> [Given task] Reproduce this listing in full.

[Data records]
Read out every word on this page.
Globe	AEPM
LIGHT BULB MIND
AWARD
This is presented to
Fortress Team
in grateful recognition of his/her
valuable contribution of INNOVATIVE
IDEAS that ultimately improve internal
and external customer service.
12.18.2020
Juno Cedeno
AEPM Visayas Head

> [Result of the task]
Read out every word on this page.
Globe	AEPM
LIGHT BULB MIND
AWARD
This is presented to
Fortress Team
in grateful recognition of his/her
valuable contribution of INNOVATIVE
IDEAS that ultimately improve internal
and external customer service.
12.18.2020
Juno Cedeno
AEPM Visayas Head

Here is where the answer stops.